EXERCISE TASK
Identify the lines that include the word "times", then copy all of them.

RECORDS FOR PROCESSING
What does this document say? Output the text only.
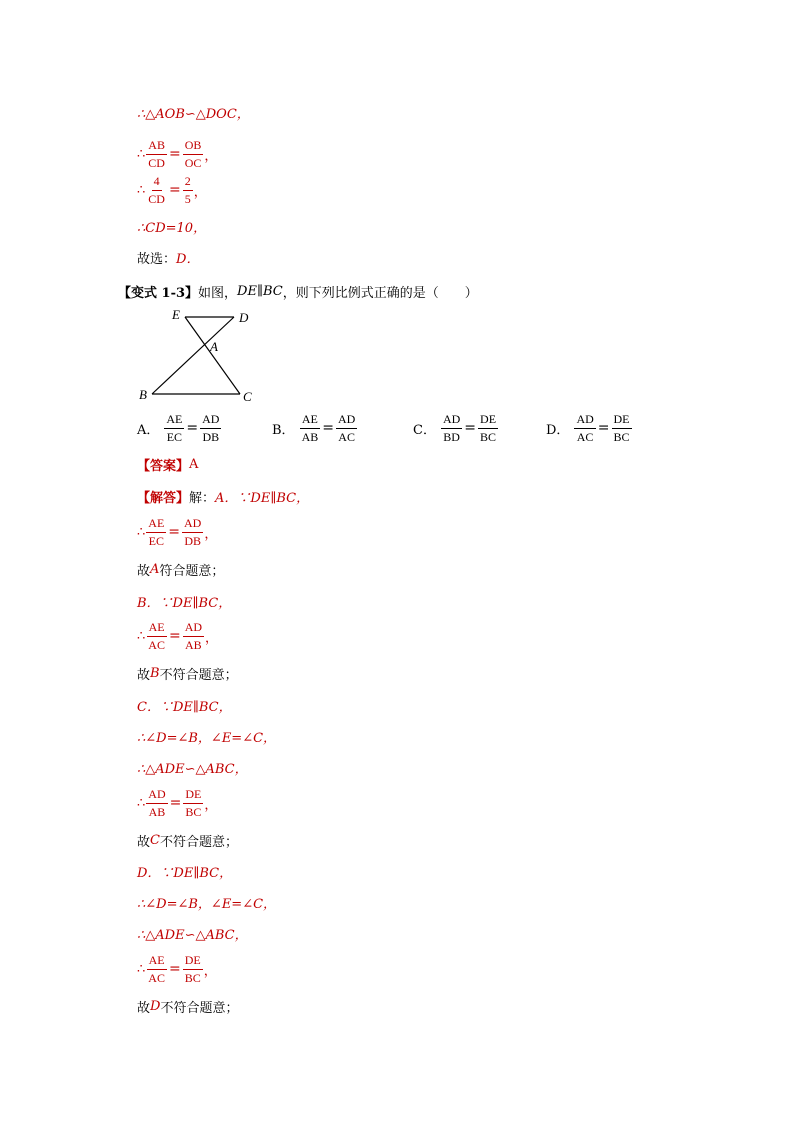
∴△AOB∽△DOC，
∴ $\frac{AB}{CD} = \frac{OB}{OC}$ ，
∴ $\frac{4}{CD} = \frac{2}{5}$ ，
∴CD=10，
故选： D．
【变式 1-3】 如图， DE∥BC ，则下列比例式正确的是（　　）
E	D
A
B	C
A． $\frac{AE}{EC} = \frac{AD}{DB}$	B． $\frac{AE}{AB} = \frac{AD}{AC}$	C． $\frac{AD}{BD} = \frac{DE}{BC}$	D． $\frac{AD}{AC} = \frac{DE}{BC}$
【答案】 A
【解答】 解： A．∵DE∥BC，
∴ $\frac{AE}{EC} = \frac{AD}{DB}$ ，
故 A 符合题意；
B．∵DE∥BC，
∴ $\frac{AE}{AC} = \frac{AD}{AB}$ ，
故 B 不符合题意；
C．∵DE∥BC，
∴∠D=∠B，∠E=∠C，
∴△ADE∽△ABC，
∴ $\frac{AD}{AB} = \frac{DE}{BC}$ ，
故 C 不符合题意；
D．∵DE∥BC，
∴∠D=∠B，∠E=∠C，
∴△ADE∽△ABC，
∴ $\frac{AE}{AC} = \frac{DE}{BC}$ ，
故 D 不符合题意；
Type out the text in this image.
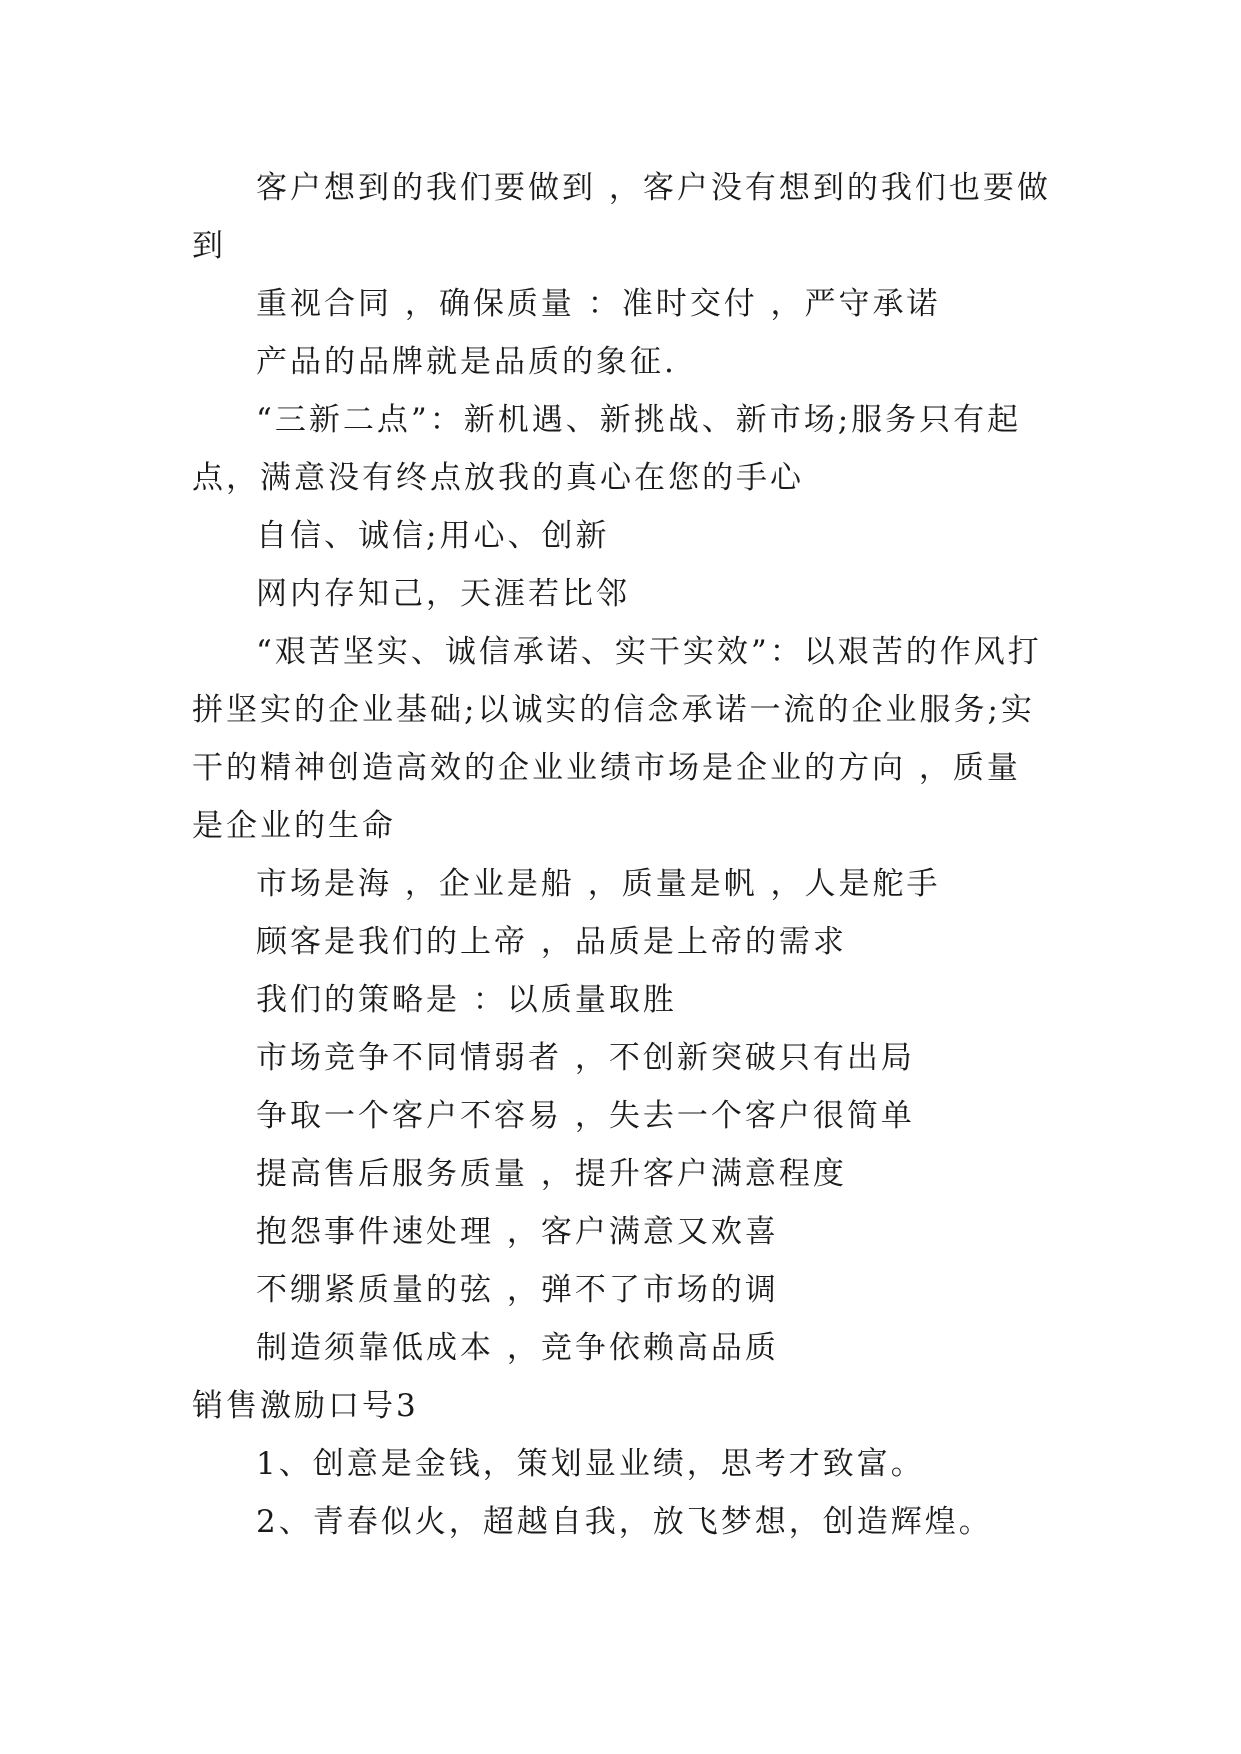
客户想到的我们要做到 ，客户没有想到的我们也要做到

重视合同 ，确保质量 ：准时交付 ，严守承诺

产品的品牌就是品质的象征.

“三新二点”：新机遇、新挑战、新市场;服务只有起点，满意没有终点放我的真心在您的手心

自信、诚信;用心、创新

网内存知己，天涯若比邻

“艰苦坚实、诚信承诺、实干实效”：以艰苦的作风打拼坚实的企业基础;以诚实的信念承诺一流的企业服务;实干的精神创造高效的企业业绩市场是企业的方向 ，质量是企业的生命

市场是海 ，企业是船 ，质量是帆 ，人是舵手

顾客是我们的上帝 ，品质是上帝的需求

我们的策略是 ：以质量取胜

市场竞争不同情弱者 ，不创新突破只有出局

争取一个客户不容易 ，失去一个客户很简单

提高售后服务质量 ，提升客户满意程度

抱怨事件速处理 ，客户满意又欢喜

不绷紧质量的弦 ，弹不了市场的调

制造须靠低成本 ，竞争依赖高品质

销售激励口号3

1、创意是金钱，策划显业绩，思考才致富。

2、青春似火，超越自我，放飞梦想，创造辉煌。
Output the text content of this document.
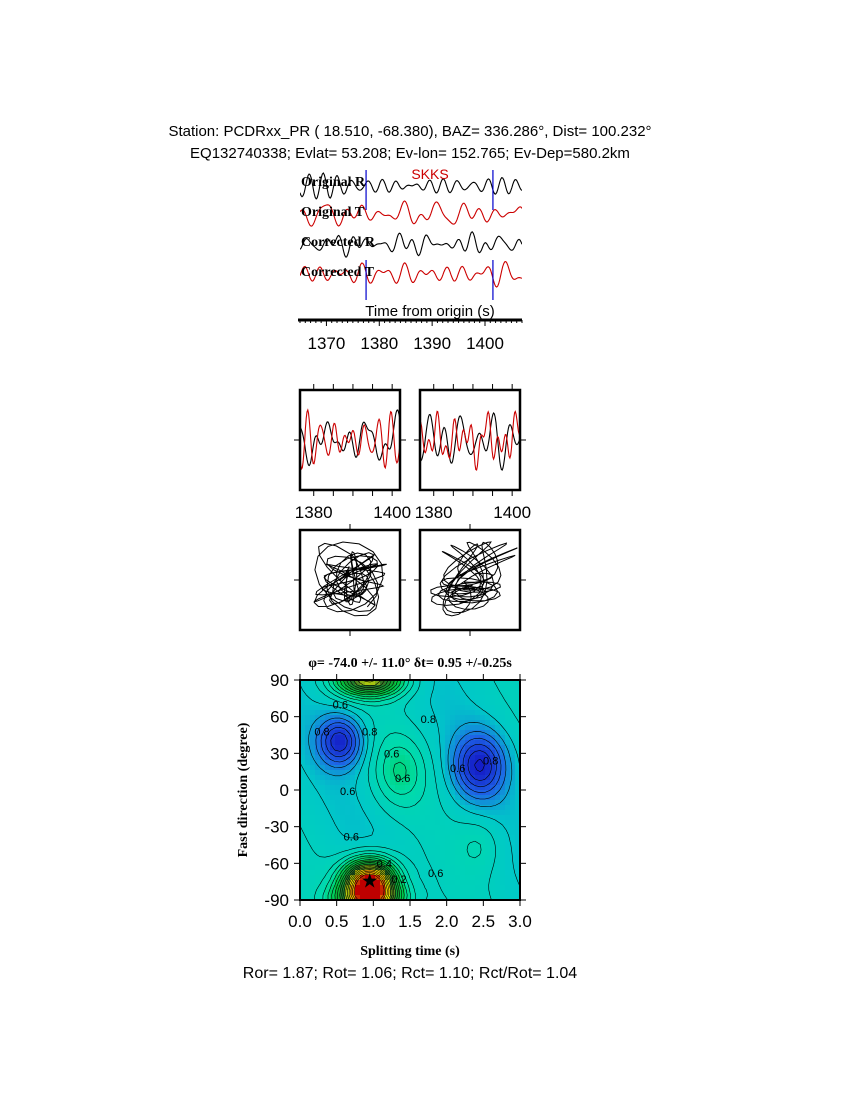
Station: PCDRxx_PR ( 18.510, -68.380), BAZ= 336.286°, Dist= 100.232°
EQ132740338; Evlat= 53.208; Ev-lon= 152.765; Ev-Dep=580.2km
Original R
Original T
Corrected R
Corrected T
SKKS
Time from origin (s)
1370 1380 1390 1400
1380 1400 1380 1400
φ= -74.0 +/- 11.0° δt= 0.95 +/-0.25s
0.6
0.8	0.8
0.8
0.6
0.6
0.6
0.6
0.8
0.6
0.4
0.2
0.6
0.0 0.5 1.0 1.5 2.0 2.5 3.0
90
60
30
0
-30
-60
-90
Splitting time (s)
Fast direction (degree)
★
Ror= 1.87; Rot= 1.06; Rct= 1.10; Rct/Rot= 1.04
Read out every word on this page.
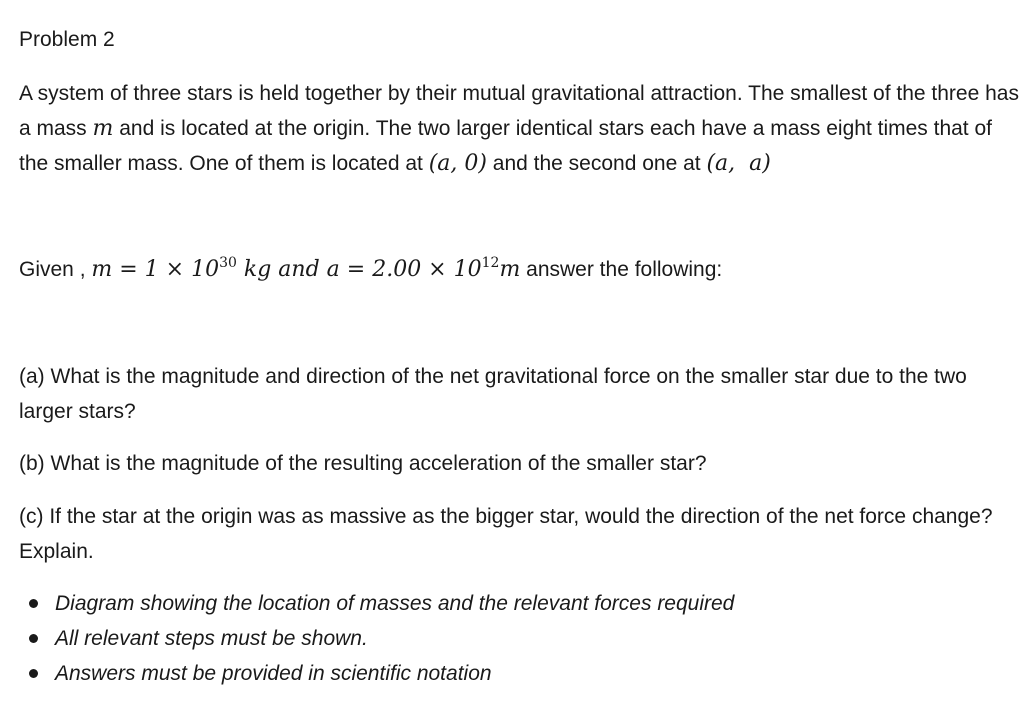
Problem 2
A system of three stars is held together by their mutual gravitational attraction. The smallest of the three has a mass m and is located at the origin. The two larger identical stars each have a mass eight times that of the smaller mass. One of them is located at (a, 0) and the second one at (a,  a)
Given , $m = 1 \times 10^{30}$ kg and $a = 2.00 \times 10^{12}m$ answer the following:
(a) What is the magnitude and direction of the net gravitational force on the smaller star due to the two larger stars?
(b) What is the magnitude of the resulting acceleration of the smaller star?
(c) If the star at the origin was as massive as the bigger star, would the direction of the net force change? Explain.
Diagram showing the location of masses and the relevant forces required
All relevant steps must be shown.
Answers must be provided in scientific notation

WRITTEN REPLY
A system of three stars is held together by their mutual gravitational attraction. The smallest of the three has a mass m and is located at the origin. The two larger identical stars each have a mass eight times that of the smaller mass. One of them is located at (a, 0) and the second one at (a,  a)
Given , $m = 1 \times 10^{30}$ kg and $a = 2.00 \times 10^{12}m$ answer the following:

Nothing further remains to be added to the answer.